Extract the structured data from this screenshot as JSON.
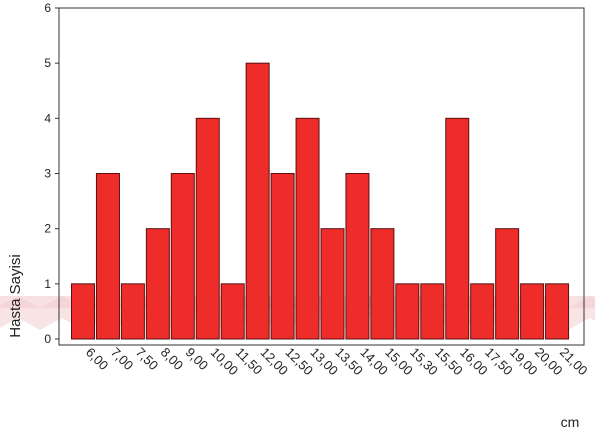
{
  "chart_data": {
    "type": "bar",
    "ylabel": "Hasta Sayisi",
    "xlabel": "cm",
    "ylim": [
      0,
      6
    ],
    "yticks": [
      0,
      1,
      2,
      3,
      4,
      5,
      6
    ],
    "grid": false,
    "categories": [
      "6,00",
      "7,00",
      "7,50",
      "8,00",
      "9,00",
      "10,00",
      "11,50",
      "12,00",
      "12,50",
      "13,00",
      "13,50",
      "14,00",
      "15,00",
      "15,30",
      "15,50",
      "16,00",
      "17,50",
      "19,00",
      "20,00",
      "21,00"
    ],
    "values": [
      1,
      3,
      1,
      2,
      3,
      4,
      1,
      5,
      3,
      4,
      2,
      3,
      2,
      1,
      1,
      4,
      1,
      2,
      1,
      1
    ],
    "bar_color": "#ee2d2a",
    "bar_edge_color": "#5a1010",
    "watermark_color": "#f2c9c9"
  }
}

________________________________________

> **WRITTEN REQUEST**: Set down every record once more, word for word, without pictures.

> **SOLUTION FOR THIS PROBLEM**:
Extract the structured data from this screenshot as JSON.
{
  "chart_data": {
    "type": "bar",
    "ylabel": "Hasta Sayisi",
    "xlabel": "cm",
    "ylim": [
      0,
      6
    ],
    "yticks": [
      0,
      1,
      2,
      3,
      4,
      5,
      6
    ],
    "grid": false,
    "categories": [
      "6,00",
      "7,00",
      "7,50",
      "8,00",
      "9,00",
      "10,00",
      "11,50",
      "12,00",
      "12,50",
      "13,00",
      "13,50",
      "14,00",
      "15,00",
      "15,30",
      "15,50",
      "16,00",
      "17,50",
      "19,00",
      "20,00",
      "21,00"
    ],
    "values": [
      1,
      3,
      1,
      2,
      3,
      4,
      1,
      5,
      3,
      4,
      2,
      3,
      2,
      1,
      1,
      4,
      1,
      2,
      1,
      1
    ],
    "bar_color": "#ee2d2a",
    "bar_edge_color": "#5a1010",
    "watermark_color": "#f2c9c9"
  }
}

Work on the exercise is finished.